** START OF Records shown **

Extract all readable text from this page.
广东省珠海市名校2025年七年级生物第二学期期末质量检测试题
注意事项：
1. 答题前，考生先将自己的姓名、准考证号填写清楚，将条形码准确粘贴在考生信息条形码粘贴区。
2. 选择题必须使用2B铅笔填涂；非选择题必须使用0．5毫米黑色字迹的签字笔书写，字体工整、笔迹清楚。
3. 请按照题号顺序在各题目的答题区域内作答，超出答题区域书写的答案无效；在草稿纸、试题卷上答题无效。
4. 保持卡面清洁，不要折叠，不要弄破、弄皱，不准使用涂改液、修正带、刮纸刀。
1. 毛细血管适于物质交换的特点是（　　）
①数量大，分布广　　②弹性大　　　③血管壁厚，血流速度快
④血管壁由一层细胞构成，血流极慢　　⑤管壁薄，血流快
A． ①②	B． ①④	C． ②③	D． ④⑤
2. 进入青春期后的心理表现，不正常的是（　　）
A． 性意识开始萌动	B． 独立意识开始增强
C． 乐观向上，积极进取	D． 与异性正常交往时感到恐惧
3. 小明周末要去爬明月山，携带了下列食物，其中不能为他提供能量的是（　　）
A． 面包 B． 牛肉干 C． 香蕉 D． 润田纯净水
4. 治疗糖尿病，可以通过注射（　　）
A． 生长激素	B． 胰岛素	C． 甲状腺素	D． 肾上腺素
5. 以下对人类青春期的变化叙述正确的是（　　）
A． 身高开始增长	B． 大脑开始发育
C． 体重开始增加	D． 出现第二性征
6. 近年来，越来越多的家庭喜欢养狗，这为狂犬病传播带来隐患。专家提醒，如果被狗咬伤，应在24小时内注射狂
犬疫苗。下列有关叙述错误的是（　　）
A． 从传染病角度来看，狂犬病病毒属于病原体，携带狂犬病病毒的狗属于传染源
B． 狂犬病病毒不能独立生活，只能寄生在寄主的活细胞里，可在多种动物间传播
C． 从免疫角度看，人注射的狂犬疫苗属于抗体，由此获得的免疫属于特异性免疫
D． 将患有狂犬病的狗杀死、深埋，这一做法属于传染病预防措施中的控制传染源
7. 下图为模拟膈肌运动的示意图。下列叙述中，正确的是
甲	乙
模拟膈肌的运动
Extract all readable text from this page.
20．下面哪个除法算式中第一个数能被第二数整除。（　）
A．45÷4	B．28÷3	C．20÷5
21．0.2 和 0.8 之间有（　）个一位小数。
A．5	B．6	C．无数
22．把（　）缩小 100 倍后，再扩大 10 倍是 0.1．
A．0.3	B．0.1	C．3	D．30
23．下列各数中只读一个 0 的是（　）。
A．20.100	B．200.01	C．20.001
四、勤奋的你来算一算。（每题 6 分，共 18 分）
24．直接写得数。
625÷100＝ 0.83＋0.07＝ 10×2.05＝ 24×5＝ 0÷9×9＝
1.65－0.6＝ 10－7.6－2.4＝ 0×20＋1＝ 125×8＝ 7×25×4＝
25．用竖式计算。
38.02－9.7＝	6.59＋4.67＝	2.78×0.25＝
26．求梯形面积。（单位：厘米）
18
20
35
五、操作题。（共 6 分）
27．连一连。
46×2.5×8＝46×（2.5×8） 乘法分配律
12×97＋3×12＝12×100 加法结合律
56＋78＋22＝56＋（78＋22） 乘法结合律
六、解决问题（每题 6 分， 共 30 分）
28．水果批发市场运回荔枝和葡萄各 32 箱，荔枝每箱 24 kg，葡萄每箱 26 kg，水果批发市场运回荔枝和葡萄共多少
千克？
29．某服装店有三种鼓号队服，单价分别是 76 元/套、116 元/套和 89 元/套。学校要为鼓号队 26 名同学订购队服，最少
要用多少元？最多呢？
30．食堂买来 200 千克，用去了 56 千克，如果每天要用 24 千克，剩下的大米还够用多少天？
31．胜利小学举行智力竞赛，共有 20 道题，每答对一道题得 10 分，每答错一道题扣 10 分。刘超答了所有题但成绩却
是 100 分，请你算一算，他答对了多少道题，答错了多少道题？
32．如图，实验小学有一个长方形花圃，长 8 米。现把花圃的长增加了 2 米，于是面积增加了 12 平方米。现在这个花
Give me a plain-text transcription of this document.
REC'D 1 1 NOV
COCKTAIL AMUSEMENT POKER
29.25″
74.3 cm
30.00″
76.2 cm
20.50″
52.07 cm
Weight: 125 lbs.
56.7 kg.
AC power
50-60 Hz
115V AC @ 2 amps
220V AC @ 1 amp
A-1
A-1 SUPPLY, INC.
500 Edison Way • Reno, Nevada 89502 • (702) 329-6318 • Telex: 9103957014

** END OF Records shown **

(Challenge) Return the entries above exactly as they appear.

(Correct result)
Extract all readable text from this page.
广东省珠海市名校2025年七年级生物第二学期期末质量检测试题
注意事项：
1. 答题前，考生先将自己的姓名、准考证号填写清楚，将条形码准确粘贴在考生信息条形码粘贴区。
2. 选择题必须使用2B铅笔填涂；非选择题必须使用0．5毫米黑色字迹的签字笔书写，字体工整、笔迹清楚。
3. 请按照题号顺序在各题目的答题区域内作答，超出答题区域书写的答案无效；在草稿纸、试题卷上答题无效。
4. 保持卡面清洁，不要折叠，不要弄破、弄皱，不准使用涂改液、修正带、刮纸刀。
1. 毛细血管适于物质交换的特点是（　　）
①数量大，分布广　　②弹性大　　　③血管壁厚，血流速度快
④血管壁由一层细胞构成，血流极慢　　⑤管壁薄，血流快
A． ①②	B． ①④	C． ②③	D． ④⑤
2. 进入青春期后的心理表现，不正常的是（　　）
A． 性意识开始萌动	B． 独立意识开始增强
C． 乐观向上，积极进取	D． 与异性正常交往时感到恐惧
3. 小明周末要去爬明月山，携带了下列食物，其中不能为他提供能量的是（　　）
A． 面包 B． 牛肉干 C． 香蕉 D． 润田纯净水
4. 治疗糖尿病，可以通过注射（　　）
A． 生长激素	B． 胰岛素	C． 甲状腺素	D． 肾上腺素
5. 以下对人类青春期的变化叙述正确的是（　　）
A． 身高开始增长	B． 大脑开始发育
C． 体重开始增加	D． 出现第二性征
6. 近年来，越来越多的家庭喜欢养狗，这为狂犬病传播带来隐患。专家提醒，如果被狗咬伤，应在24小时内注射狂
犬疫苗。下列有关叙述错误的是（　　）
A． 从传染病角度来看，狂犬病病毒属于病原体，携带狂犬病病毒的狗属于传染源
B． 狂犬病病毒不能独立生活，只能寄生在寄主的活细胞里，可在多种动物间传播
C． 从免疫角度看，人注射的狂犬疫苗属于抗体，由此获得的免疫属于特异性免疫
D． 将患有狂犬病的狗杀死、深埋，这一做法属于传染病预防措施中的控制传染源
7. 下图为模拟膈肌运动的示意图。下列叙述中，正确的是
甲	乙
模拟膈肌的运动
Extract all readable text from this page.
20．下面哪个除法算式中第一个数能被第二数整除。（　）
A．45÷4	B．28÷3	C．20÷5
21．0.2 和 0.8 之间有（　）个一位小数。
A．5	B．6	C．无数
22．把（　）缩小 100 倍后，再扩大 10 倍是 0.1．
A．0.3	B．0.1	C．3	D．30
23．下列各数中只读一个 0 的是（　）。
A．20.100	B．200.01	C．20.001
四、勤奋的你来算一算。（每题 6 分，共 18 分）
24．直接写得数。
625÷100＝ 0.83＋0.07＝ 10×2.05＝ 24×5＝ 0÷9×9＝
1.65－0.6＝ 10－7.6－2.4＝ 0×20＋1＝ 125×8＝ 7×25×4＝
25．用竖式计算。
38.02－9.7＝	6.59＋4.67＝	2.78×0.25＝
26．求梯形面积。（单位：厘米）
18
20
35
五、操作题。（共 6 分）
27．连一连。
46×2.5×8＝46×（2.5×8） 乘法分配律
12×97＋3×12＝12×100 加法结合律
56＋78＋22＝56＋（78＋22） 乘法结合律
六、解决问题（每题 6 分， 共 30 分）
28．水果批发市场运回荔枝和葡萄各 32 箱，荔枝每箱 24 kg，葡萄每箱 26 kg，水果批发市场运回荔枝和葡萄共多少
千克？
29．某服装店有三种鼓号队服，单价分别是 76 元/套、116 元/套和 89 元/套。学校要为鼓号队 26 名同学订购队服，最少
要用多少元？最多呢？
30．食堂买来 200 千克，用去了 56 千克，如果每天要用 24 千克，剩下的大米还够用多少天？
31．胜利小学举行智力竞赛，共有 20 道题，每答对一道题得 10 分，每答错一道题扣 10 分。刘超答了所有题但成绩却
是 100 分，请你算一算，他答对了多少道题，答错了多少道题？
32．如图，实验小学有一个长方形花圃，长 8 米。现把花圃的长增加了 2 米，于是面积增加了 12 平方米。现在这个花
Give me a plain-text transcription of this document.
REC'D 1 1 NOV
COCKTAIL AMUSEMENT POKER
29.25″
74.3 cm
30.00″
76.2 cm
20.50″
52.07 cm
Weight: 125 lbs.
56.7 kg.
AC power
50-60 Hz
115V AC @ 2 amps
220V AC @ 1 amp
A-1
A-1 SUPPLY, INC.
500 Edison Way • Reno, Nevada 89502 • (702) 329-6318 • Telex: 9103957014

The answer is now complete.